Task instructions: Which lines contain the string "this"? Please list every one of them.

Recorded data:
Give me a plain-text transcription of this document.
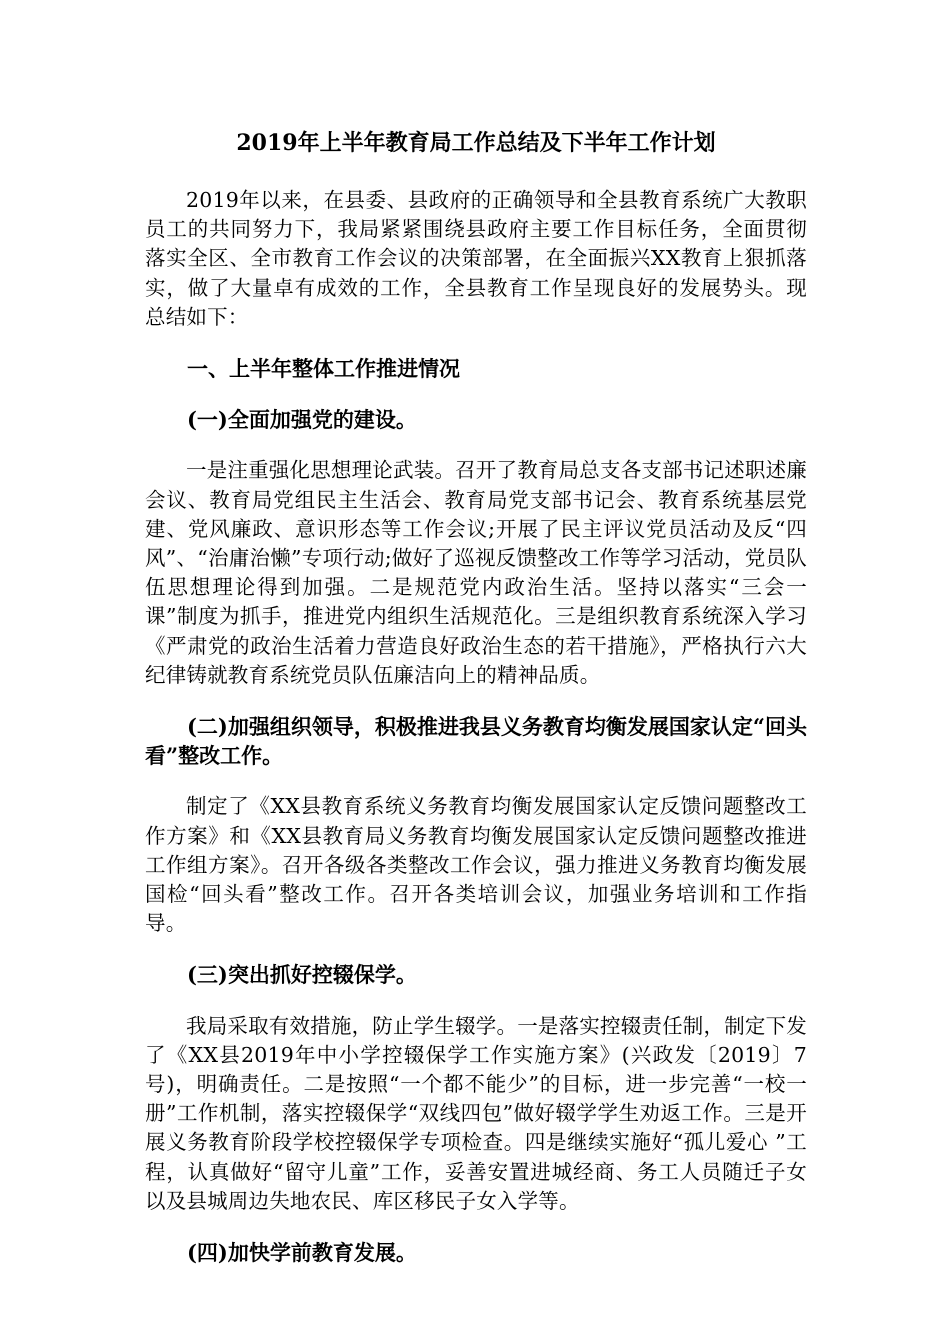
2019年上半年教育局工作总结及下半年工作计划

2019年以来，在县委、县政府的正确领导和全县教育系统广大教职员工的共同努力下，我局紧紧围绕县政府主要工作目标任务，全面贯彻落实全区、全市教育工作会议的决策部署，在全面振兴XX教育上狠抓落实，做了大量卓有成效的工作，全县教育工作呈现良好的发展势头。现总结如下：

一、上半年整体工作推进情况

(一)全面加强党的建设。

一是注重强化思想理论武装。召开了教育局总支各支部书记述职述廉会议、教育局党组民主生活会、教育局党支部书记会、教育系统基层党建、党风廉政、意识形态等工作会议;开展了民主评议党员活动及反“四风”、“治庸治懒”专项行动;做好了巡视反馈整改工作等学习活动，党员队伍思想理论得到加强。二是规范党内政治生活。坚持以落实“三会一课”制度为抓手，推进党内组织生活规范化。三是组织教育系统深入学习《严肃党的政治生活着力营造良好政治生态的若干措施》，严格执行六大纪律铸就教育系统党员队伍廉洁向上的精神品质。

(二)加强组织领导，积极推进我县义务教育均衡发展国家认定“回头看”整改工作。

制定了《XX县教育系统义务教育均衡发展国家认定反馈问题整改工作方案》和《XX县教育局义务教育均衡发展国家认定反馈问题整改推进工作组方案》。召开各级各类整改工作会议，强力推进义务教育均衡发展国检“回头看”整改工作。召开各类培训会议，加强业务培训和工作指导。

(三)突出抓好控辍保学。

我局采取有效措施，防止学生辍学。一是落实控辍责任制，制定下发了《XX县2019年中小学控辍保学工作实施方案》(兴政发〔2019〕7号)，明确责任。二是按照“一个都不能少”的目标，进一步完善“一校一册”工作机制，落实控辍保学“双线四包”做好辍学学生劝返工作。三是开展义务教育阶段学校控辍保学专项检查。四是继续实施好“孤儿爱心 ”工程，认真做好“留守儿童”工作，妥善安置进城经商、务工人员随迁子女以及县城周边失地农民、库区移民子女入学等。

(四)加快学前教育发展。
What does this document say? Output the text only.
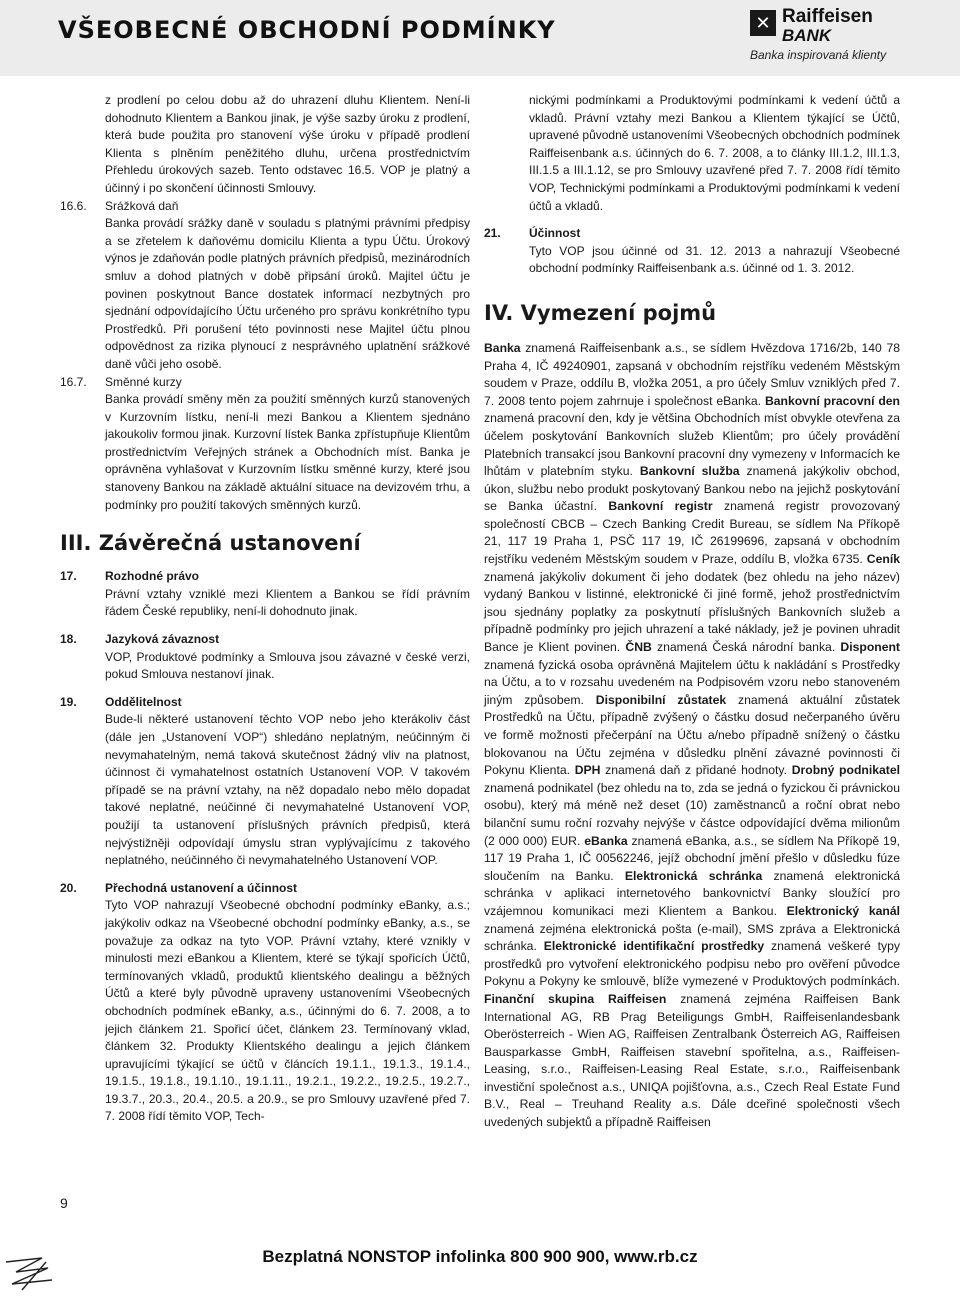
VŠEOBECNÉ OBCHODNÍ PODMÍNKY	✕ Raiffeisen
BANK
Banka inspirovaná klienty

z prodlení po celou dobu až do uhrazení dluhu Klientem. Není-li dohodnuto Klientem a Bankou jinak, je výše sazby úroku z prodlení, která bude použita pro stanovení výše úroku v případě prodlení Klienta s plněním peněžitého dluhu, určena prostřednictvím Přehledu úrokových sazeb. Tento odstavec 16.5. VOP je platný a účinný i po skončení účinnosti Smlouvy.

16.6. Srážková daň

Banka provádí srážky daně v souladu s platnými právními předpisy a se zřetelem k daňovému domicilu Klienta a typu Účtu. Úrokový výnos je zdaňován podle platných právních předpisů, mezinárodních smluv a dohod platných v době připsání úroků. Majitel účtu je povinen poskytnout Bance dostatek informací nezbytných pro sjednání odpovídajícího Účtu určeného pro správu konkrétního typu Prostředků. Při porušení této povinnosti nese Majitel účtu plnou odpovědnost za rizika plynoucí z nesprávného uplatnění srážkové daně vůči jeho osobě.

16.7. Směnné kurzy

Banka provádí směny měn za použití směnných kurzů stanovených v Kurzovním lístku, není-li mezi Bankou a Klientem sjednáno jakoukoliv formou jinak. Kurzovní lístek Banka zpřístupňuje Klientům prostřednictvím Veřejných stránek a Obchodních míst. Banka je oprávněna vyhlašovat v Kurzovním lístku směnné kurzy, které jsou stanoveny Bankou na základě aktuální situace na devizovém trhu, a podmínky pro použití takových směnných kurzů.

III. Závěrečná ustanovení

17. Rozhodné právo

Právní vztahy vzniklé mezi Klientem a Bankou se řídí právním řádem České republiky, není-li dohodnuto jinak.

18. Jazyková závaznost

VOP, Produktové podmínky a Smlouva jsou závazné v české verzi, pokud Smlouva nestanoví jinak.

19. Oddělitelnost

Bude-li některé ustanovení těchto VOP nebo jeho kterákoliv část (dále jen „Ustanovení VOP“) shledáno neplatným, neúčinným či nevymahatelným, nemá taková skutečnost žádný vliv na platnost, účinnost či vymahatelnost ostatních Ustanovení VOP. V takovém případě se na právní vztahy, na něž dopadalo nebo mělo dopadat takové neplatné, neúčinné či nevymahatelné Ustanovení VOP, použijí ta ustanovení příslušných právních předpisů, která nejvýstižněji odpovídají úmyslu stran vyplývajícímu z takového neplatného, neúčinného či nevymahatelného Ustanovení VOP.

20. Přechodná ustanovení a účinnost

Tyto VOP nahrazují Všeobecné obchodní podmínky eBanky, a.s.; jakýkoliv odkaz na Všeobecné obchodní podmínky eBanky, a.s., se považuje za odkaz na tyto VOP. Právní vztahy, které vznikly v minulosti mezi eBankou a Klientem, které se týkají spořicích Účtů, termínovaných vkladů, produktů klientského dealingu a běžných Účtů a které byly původně upraveny ustanoveními Všeobecných obchodních podmínek eBanky, a.s., účinnými do 6. 7. 2008, a to jejich článkem 21. Spořicí účet, článkem 23. Termínovaný vklad, článkem 32. Produkty Klientského dealingu a jejich článkem upravujícími týkající se účtů v článcích 19.1.1., 19.1.3., 19.1.4., 19.1.5., 19.1.8., 19.1.10., 19.1.11., 19.2.1., 19.2.2., 19.2.5., 19.2.7., 19.3.7., 20.3., 20.4., 20.5. a 20.9., se pro Smlouvy uzavřené před 7. 7. 2008 řídí těmito VOP, Tech-

nickými podmínkami a Produktovými podmínkami k vedení účtů a vkladů. Právní vztahy mezi Bankou a Klientem týkající se Účtů, upravené původně ustanoveními Všeobecných obchodních podmínek Raiffeisenbank a.s. účinných do 6. 7. 2008, a to články III.1.2, III.1.3, III.1.5 a III.1.12, se pro Smlouvy uzavřené před 7. 7. 2008 řídí těmito VOP, Technickými podmínkami a Produktovými podmínkami k vedení účtů a vkladů.

21. Účinnost

Tyto VOP jsou účinné od 31. 12. 2013 a nahrazují Všeobecné obchodní podmínky Raiffeisenbank a.s. účinné od 1. 3. 2012.

IV. Vymezení pojmů

Banka znamená Raiffeisenbank a.s., se sídlem Hvězdova 1716/2b, 140 78 Praha 4, IČ 49240901, zapsaná v obchodním rejstříku vedeném Městským soudem v Praze, oddílu B, vložka 2051, a pro účely Smluv vzniklých před 7. 7. 2008 tento pojem zahrnuje i společnost eBanka. Bankovní pracovní den znamená pracovní den, kdy je většina Obchodních míst obvykle otevřena za účelem poskytování Bankovních služeb Klientům; pro účely provádění Platebních transakcí jsou Bankovní pracovní dny vymezeny v Informacích ke lhůtám v platebním styku. Bankovní služba znamená jakýkoliv obchod, úkon, službu nebo produkt poskytovaný Bankou nebo na jejichž poskytování se Banka účastní. Bankovní registr znamená registr provozovaný společností CBCB – Czech Banking Credit Bureau, se sídlem Na Příkopě 21, 117 19 Praha 1, PSČ 117 19, IČ 26199696, zapsaná v obchodním rejstříku vedeném Městským soudem v Praze, oddílu B, vložka 6735. Ceník znamená jakýkoliv dokument či jeho dodatek (bez ohledu na jeho název) vydaný Bankou v listinné, elektronické či jiné formě, jehož prostřednictvím jsou sjednány poplatky za poskytnutí příslušných Bankovních služeb a případně podmínky pro jejich uhrazení a také náklady, jež je povinen uhradit Bance je Klient povinen. ČNB znamená Česká národní banka. Disponent znamená fyzická osoba oprávněná Majitelem účtu k nakládání s Prostředky na Účtu, a to v rozsahu uvedeném na Podpisovém vzoru nebo stanoveném jiným způsobem. Disponibilní zůstatek znamená aktuální zůstatek Prostředků na Účtu, případně zvýšený o částku dosud nečerpaného úvěru ve formě možnosti přečerpání na Účtu a/nebo případně snížený o částku blokovanou na Účtu zejména v důsledku plnění závazné povinnosti či Pokynu Klienta. DPH znamená daň z přidané hodnoty. Drobný podnikatel znamená podnikatel (bez ohledu na to, zda se jedná o fyzickou či právnickou osobu), který má méně než deset (10) zaměstnanců a roční obrat nebo bilanční sumu roční rozvahy nejvýše v částce odpovídající dvěma milionům (2 000 000) EUR. eBanka znamená eBanka, a.s., se sídlem Na Příkopě 19, 117 19 Praha 1, IČ 00562246, jejíž obchodní jmění přešlo v důsledku fúze sloučením na Banku. Elektronická schránka znamená elektronická schránka v aplikaci internetového bankovnictví Banky sloužící pro vzájemnou komunikaci mezi Klientem a Bankou. Elektronický kanál znamená zejména elektronická pošta (e-mail), SMS zpráva a Elektronická schránka. Elektronické identifikační prostředky znamená veškeré typy prostředků pro vytvoření elektronického podpisu nebo pro ověření původce Pokynu a Pokyny ke smlouvě, blíže vymezené v Produktových podmínkách. Finanční skupina Raiffeisen znamená zejména Raiffeisen Bank International AG, RB Prag Beteiligungs GmbH, Raiffeisenlandesbank Oberösterreich - Wien AG, Raiffeisen Zentralbank Österreich AG, Raiffeisen Bausparkasse GmbH, Raiffeisen stavební spořitelna, a.s., Raiffeisen-Leasing, s.r.o., Raiffeisen-Leasing Real Estate, s.r.o., Raiffeisenbank investiční společnost a.s., UNIQA pojišťovna, a.s., Czech Real Estate Fund B.V., Real – Treuhand Reality a.s. Dále dceřiné společnosti všech uvedených subjektů a případně Raiffeisen

9
Bezplatná NONSTOP infolinka 800 900 900, www.rb.cz
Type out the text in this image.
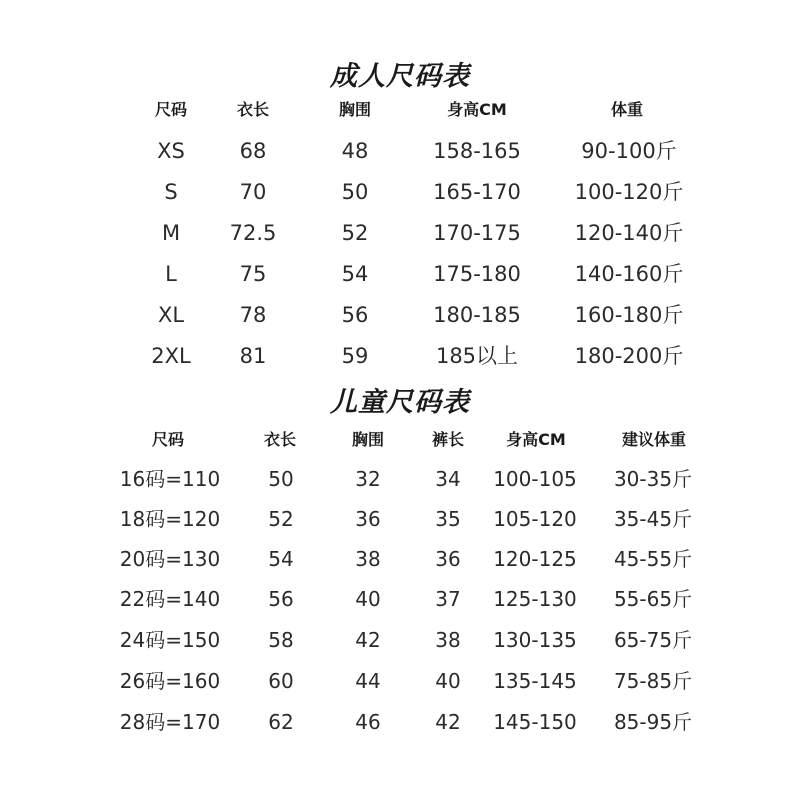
成人尺码表
尺码	衣长	胸围	身高CM	体重
XS	68	48	158-165	90-100斤
S	70	50	165-170	100-120斤
M	72.5	52	170-175	120-140斤
L	75	54	175-180	140-160斤
XL	78	56	180-185	160-180斤
2XL	81	59	185以上	180-200斤
儿童尺码表
尺码	衣长	胸围	裤长	身高CM	建议体重
16码=110	50	32	34	100-105	30-35斤
18码=120	52	36	35	105-120	35-45斤
20码=130	54	38	36	120-125	45-55斤
22码=140	56	40	37	125-130	55-65斤
24码=150	58	42	38	130-135	65-75斤
26码=160	60	44	40	135-145	75-85斤
28码=170	62	46	42	145-150	85-95斤
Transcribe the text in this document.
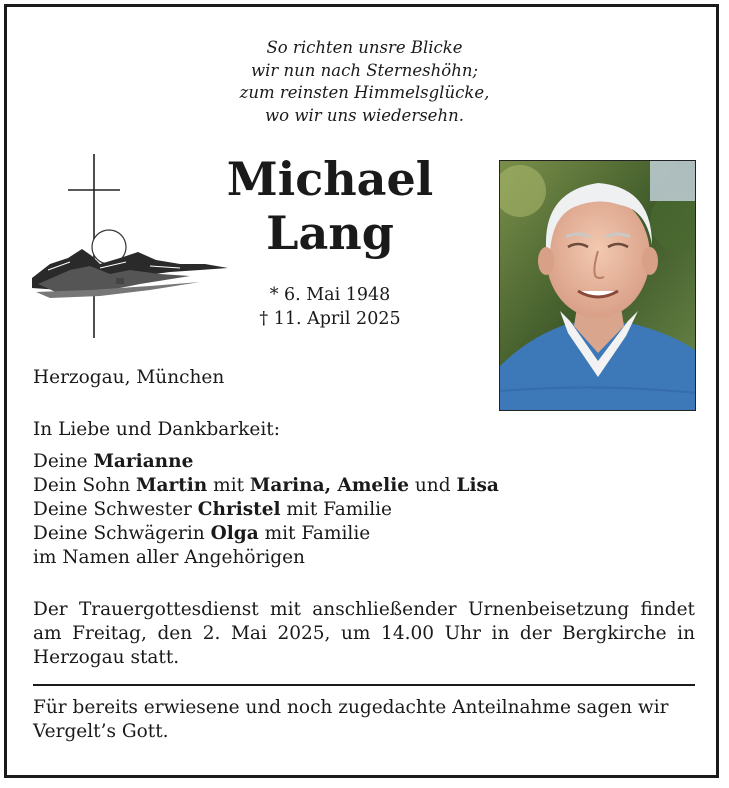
So richten unsre Blicke
wir nun nach Sterneshöhn;
zum reinsten Himmelsglücke,
wo wir uns wiedersehn.
Michael
Lang
* 6. Mai 1948
† 11. April 2025
Herzogau, München
In Liebe und Dankbarkeit:
Deine Marianne
Dein Sohn Martin mit Marina, Amelie und Lisa
Deine Schwester Christel mit Familie
Deine Schwägerin Olga mit Familie
im Namen aller Angehörigen
Der Trauergottesdienst mit anschließender Urnenbeisetzung findet am Freitag, den 2. Mai 2025, um 14.00 Uhr in der Bergkirche in Herzogau statt.
Für bereits erwiesene und noch zugedachte Anteilnahme sagen wir Vergelt’s Gott.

Solution to the problem:
Give me a plain-text transcription of this document.
What does this document say? Output the text only.
Type out the text in this image.
Transcribe the text in this document.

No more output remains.